• [Written problem]: Each entry below should be reproduced character for character.
Start Record extracts
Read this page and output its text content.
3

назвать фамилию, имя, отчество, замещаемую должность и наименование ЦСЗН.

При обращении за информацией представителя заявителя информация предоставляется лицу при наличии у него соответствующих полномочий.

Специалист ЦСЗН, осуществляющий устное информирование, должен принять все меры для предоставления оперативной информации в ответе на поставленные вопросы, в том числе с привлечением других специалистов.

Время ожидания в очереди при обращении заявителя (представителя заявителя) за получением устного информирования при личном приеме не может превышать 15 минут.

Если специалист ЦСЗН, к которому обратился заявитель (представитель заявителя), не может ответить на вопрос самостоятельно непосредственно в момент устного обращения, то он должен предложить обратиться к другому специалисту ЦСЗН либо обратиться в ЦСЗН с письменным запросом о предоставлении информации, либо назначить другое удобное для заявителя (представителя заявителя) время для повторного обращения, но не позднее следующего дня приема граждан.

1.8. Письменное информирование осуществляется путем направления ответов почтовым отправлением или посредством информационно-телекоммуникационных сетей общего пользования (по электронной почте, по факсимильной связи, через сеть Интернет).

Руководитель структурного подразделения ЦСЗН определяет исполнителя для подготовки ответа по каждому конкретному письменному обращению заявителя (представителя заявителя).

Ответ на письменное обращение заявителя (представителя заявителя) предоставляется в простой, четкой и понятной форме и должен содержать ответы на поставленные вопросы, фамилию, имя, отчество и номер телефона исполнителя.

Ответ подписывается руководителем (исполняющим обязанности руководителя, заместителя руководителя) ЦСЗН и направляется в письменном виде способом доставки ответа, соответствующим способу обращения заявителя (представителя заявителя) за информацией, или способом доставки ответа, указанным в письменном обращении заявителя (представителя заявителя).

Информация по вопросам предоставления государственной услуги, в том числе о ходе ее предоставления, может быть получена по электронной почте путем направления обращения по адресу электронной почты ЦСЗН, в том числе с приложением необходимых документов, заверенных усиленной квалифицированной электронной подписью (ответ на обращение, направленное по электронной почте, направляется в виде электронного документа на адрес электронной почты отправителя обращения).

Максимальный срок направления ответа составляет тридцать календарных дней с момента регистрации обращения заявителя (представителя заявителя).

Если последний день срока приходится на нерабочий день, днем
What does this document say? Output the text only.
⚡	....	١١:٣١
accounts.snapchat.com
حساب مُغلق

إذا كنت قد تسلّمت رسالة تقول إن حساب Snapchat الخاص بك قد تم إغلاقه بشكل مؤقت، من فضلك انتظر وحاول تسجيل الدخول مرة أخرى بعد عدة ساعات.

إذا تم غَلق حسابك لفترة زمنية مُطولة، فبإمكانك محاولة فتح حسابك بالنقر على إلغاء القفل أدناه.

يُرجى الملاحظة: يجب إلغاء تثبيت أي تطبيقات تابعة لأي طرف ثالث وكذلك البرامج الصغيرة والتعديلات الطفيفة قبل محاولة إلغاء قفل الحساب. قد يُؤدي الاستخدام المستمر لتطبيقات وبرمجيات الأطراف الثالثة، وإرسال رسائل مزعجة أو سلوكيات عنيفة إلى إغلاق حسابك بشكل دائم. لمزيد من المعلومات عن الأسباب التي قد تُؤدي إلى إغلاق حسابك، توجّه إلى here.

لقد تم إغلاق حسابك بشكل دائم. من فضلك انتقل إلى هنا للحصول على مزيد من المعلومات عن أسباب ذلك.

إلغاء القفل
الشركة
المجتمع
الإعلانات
End Record extracts
• [Solution]:
Read this page and output its text content.
3

назвать фамилию, имя, отчество, замещаемую должность и наименование ЦСЗН.

При обращении за информацией представителя заявителя информация предоставляется лицу при наличии у него соответствующих полномочий.

Специалист ЦСЗН, осуществляющий устное информирование, должен принять все меры для предоставления оперативной информации в ответе на поставленные вопросы, в том числе с привлечением других специалистов.

Время ожидания в очереди при обращении заявителя (представителя заявителя) за получением устного информирования при личном приеме не может превышать 15 минут.

Если специалист ЦСЗН, к которому обратился заявитель (представитель заявителя), не может ответить на вопрос самостоятельно непосредственно в момент устного обращения, то он должен предложить обратиться к другому специалисту ЦСЗН либо обратиться в ЦСЗН с письменным запросом о предоставлении информации, либо назначить другое удобное для заявителя (представителя заявителя) время для повторного обращения, но не позднее следующего дня приема граждан.

1.8. Письменное информирование осуществляется путем направления ответов почтовым отправлением или посредством информационно-телекоммуникационных сетей общего пользования (по электронной почте, по факсимильной связи, через сеть Интернет).

Руководитель структурного подразделения ЦСЗН определяет исполнителя для подготовки ответа по каждому конкретному письменному обращению заявителя (представителя заявителя).

Ответ на письменное обращение заявителя (представителя заявителя) предоставляется в простой, четкой и понятной форме и должен содержать ответы на поставленные вопросы, фамилию, имя, отчество и номер телефона исполнителя.

Ответ подписывается руководителем (исполняющим обязанности руководителя, заместителя руководителя) ЦСЗН и направляется в письменном виде способом доставки ответа, соответствующим способу обращения заявителя (представителя заявителя) за информацией, или способом доставки ответа, указанным в письменном обращении заявителя (представителя заявителя).

Информация по вопросам предоставления государственной услуги, в том числе о ходе ее предоставления, может быть получена по электронной почте путем направления обращения по адресу электронной почты ЦСЗН, в том числе с приложением необходимых документов, заверенных усиленной квалифицированной электронной подписью (ответ на обращение, направленное по электронной почте, направляется в виде электронного документа на адрес электронной почты отправителя обращения).

Максимальный срок направления ответа составляет тридцать календарных дней с момента регистрации обращения заявителя (представителя заявителя).

Если последний день срока приходится на нерабочий день, днем
What does this document say? Output the text only.
⚡	....	١١:٣١
accounts.snapchat.com
حساب مُغلق

إذا كنت قد تسلّمت رسالة تقول إن حساب Snapchat الخاص بك قد تم إغلاقه بشكل مؤقت، من فضلك انتظر وحاول تسجيل الدخول مرة أخرى بعد عدة ساعات.

إذا تم غَلق حسابك لفترة زمنية مُطولة، فبإمكانك محاولة فتح حسابك بالنقر على إلغاء القفل أدناه.

يُرجى الملاحظة: يجب إلغاء تثبيت أي تطبيقات تابعة لأي طرف ثالث وكذلك البرامج الصغيرة والتعديلات الطفيفة قبل محاولة إلغاء قفل الحساب. قد يُؤدي الاستخدام المستمر لتطبيقات وبرمجيات الأطراف الثالثة، وإرسال رسائل مزعجة أو سلوكيات عنيفة إلى إغلاق حسابك بشكل دائم. لمزيد من المعلومات عن الأسباب التي قد تُؤدي إلى إغلاق حسابك، توجّه إلى here.

لقد تم إغلاق حسابك بشكل دائم. من فضلك انتقل إلى هنا للحصول على مزيد من المعلومات عن أسباب ذلك.

إلغاء القفل
الشركة
المجتمع
الإعلانات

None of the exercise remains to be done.